Data items
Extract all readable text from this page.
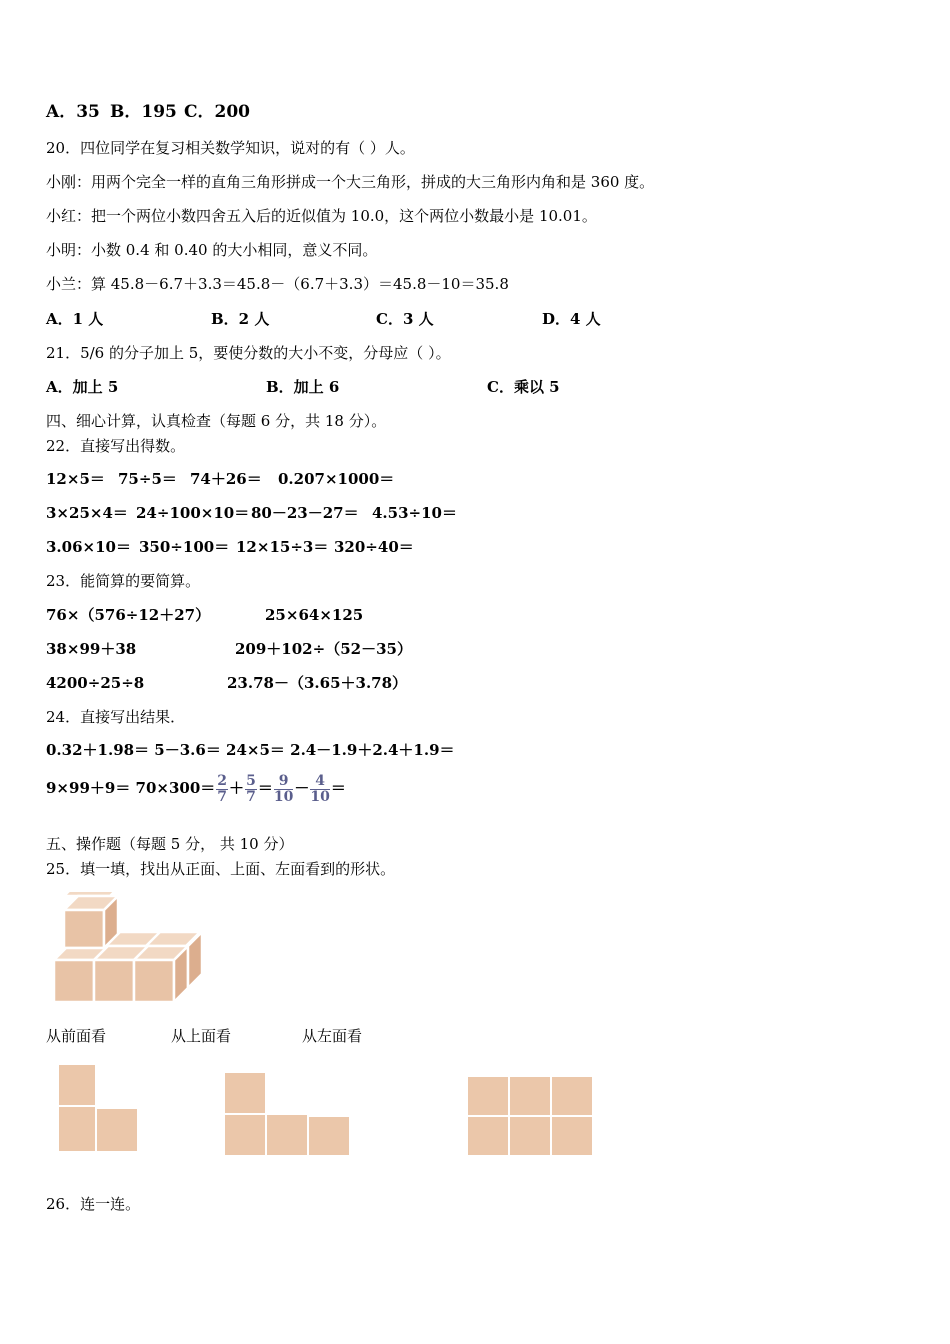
A．35 B．195 C．200
20．四位同学在复习相关数学知识，说对的有（ ）人。
小刚：用两个完全一样的直角三角形拼成一个大三角形，拼成的大三角形内角和是 360 度。
小红：把一个两位小数四舍五入后的近似值为 10.0，这个两位小数最小是 10.01。
小明：小数 0.4 和 0.40 的大小相同，意义不同。
小兰：算 45.8－6.7＋3.3＝45.8－（6.7＋3.3）＝45.8－10＝35.8
A．1 人	B．2 人	C．3 人	D．4 人
21．5/6 的分子加上 5，要使分数的大小不变，分母应（ ）。
A．加上 5	B．加上 6	C．乘以 5
四、细心计算，认真检查（每题 6 分，共 18 分）。
22．直接写出得数。
12×5＝ 75÷5＝ 74＋26＝ 0.207×1000＝
3×25×4＝ 24÷100×10＝ 80－23－27＝ 4.53÷10＝
3.06×10＝ 350÷100＝ 12×15÷3＝ 320÷40＝
23．能简算的要简算。
76×（576÷12＋27）	25×64×125
38×99＋38	209＋102÷（52－35）
4200÷25÷8	23.78－（3.65＋3.78）
24．直接写出结果．
0.32＋1.98＝ 5－3.6＝ 24×5＝ 2.4－1.9＋2.4＋1.9＝
$9\times 99+9= 70\times 300= \frac{2}{7} + \frac{5}{7} = \frac{9}{10} - \frac{4}{10}$ ＝
五、操作题（每题 5 分， 共 10 分）
25．填一填，找出从正面、上面、左面看到的形状。
从前面看	从上面看	从左面看
26．连一连。
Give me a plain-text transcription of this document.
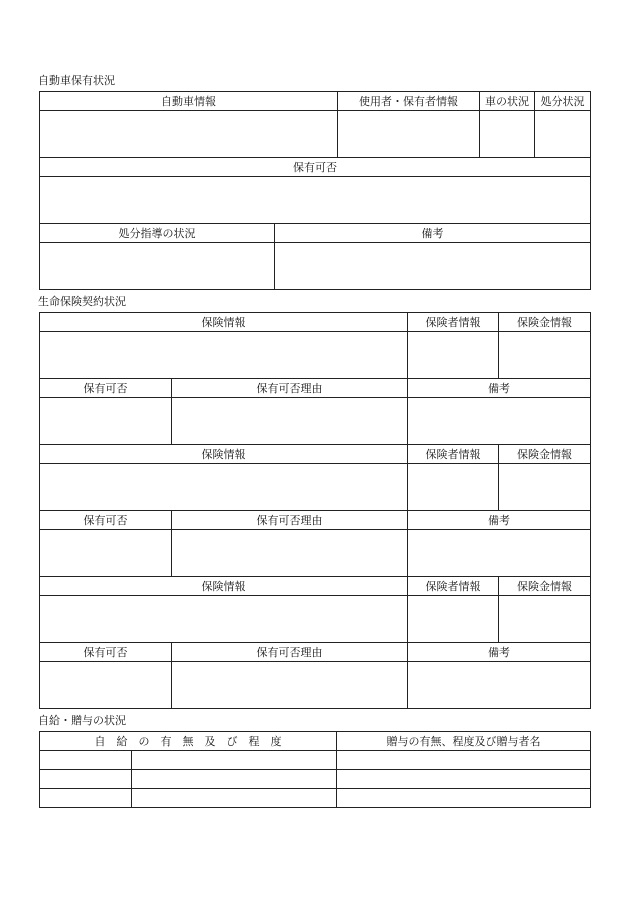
自動車保有状況
自動車情報		使用者・保有者情報	車の状況	処分状況

保有可否				

処分指導の状況	備考			

生命保険契約状況
保険情報		保険者情報	保険金情報

保有可否	保有可否理由	備考	

保険情報		保険者情報	保険金情報

保有可否	保有可否理由	備考	

保険情報		保険者情報	保険金情報

保有可否	保有可否理由	備考	

自給・贈与の状況
自給の有無及び程度		贈与の有無、程度及び贈与者名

Given request: Give every record again exactly, apart from the pictures, which stay out.

Output for this task:
Extract all readable text from this page.
A．35 B．195 C．200
20．四位同学在复习相关数学知识，说对的有（ ）人。
小刚：用两个完全一样的直角三角形拼成一个大三角形，拼成的大三角形内角和是 360 度。
小红：把一个两位小数四舍五入后的近似值为 10.0，这个两位小数最小是 10.01。
小明：小数 0.4 和 0.40 的大小相同，意义不同。
小兰：算 45.8－6.7＋3.3＝45.8－（6.7＋3.3）＝45.8－10＝35.8
A．1 人	B．2 人	C．3 人	D．4 人
21．5/6 的分子加上 5，要使分数的大小不变，分母应（ ）。
A．加上 5	B．加上 6	C．乘以 5
四、细心计算，认真检查（每题 6 分，共 18 分）。
22．直接写出得数。
12×5＝ 75÷5＝ 74＋26＝ 0.207×1000＝
3×25×4＝ 24÷100×10＝ 80－23－27＝ 4.53÷10＝
3.06×10＝ 350÷100＝ 12×15÷3＝ 320÷40＝
23．能简算的要简算。
76×（576÷12＋27）	25×64×125
38×99＋38	209＋102÷（52－35）
4200÷25÷8	23.78－（3.65＋3.78）
24．直接写出结果．
0.32＋1.98＝ 5－3.6＝ 24×5＝ 2.4－1.9＋2.4＋1.9＝
$9\times 99+9= 70\times 300= \frac{2}{7} + \frac{5}{7} = \frac{9}{10} - \frac{4}{10}$ ＝
五、操作题（每题 5 分， 共 10 分）
25．填一填，找出从正面、上面、左面看到的形状。
从前面看	从上面看	从左面看
26．连一连。
Give me a plain-text transcription of this document.
自動車保有状況
自動車情報		使用者・保有者情報	車の状況	処分状況

保有可否				

処分指導の状況	備考			

生命保険契約状況
保険情報		保険者情報	保険金情報

保有可否	保有可否理由	備考	

保険情報		保険者情報	保険金情報

保有可否	保有可否理由	備考	

保険情報		保険者情報	保険金情報

保有可否	保有可否理由	備考	

自給・贈与の状況
自給の有無及び程度		贈与の有無、程度及び贈与者名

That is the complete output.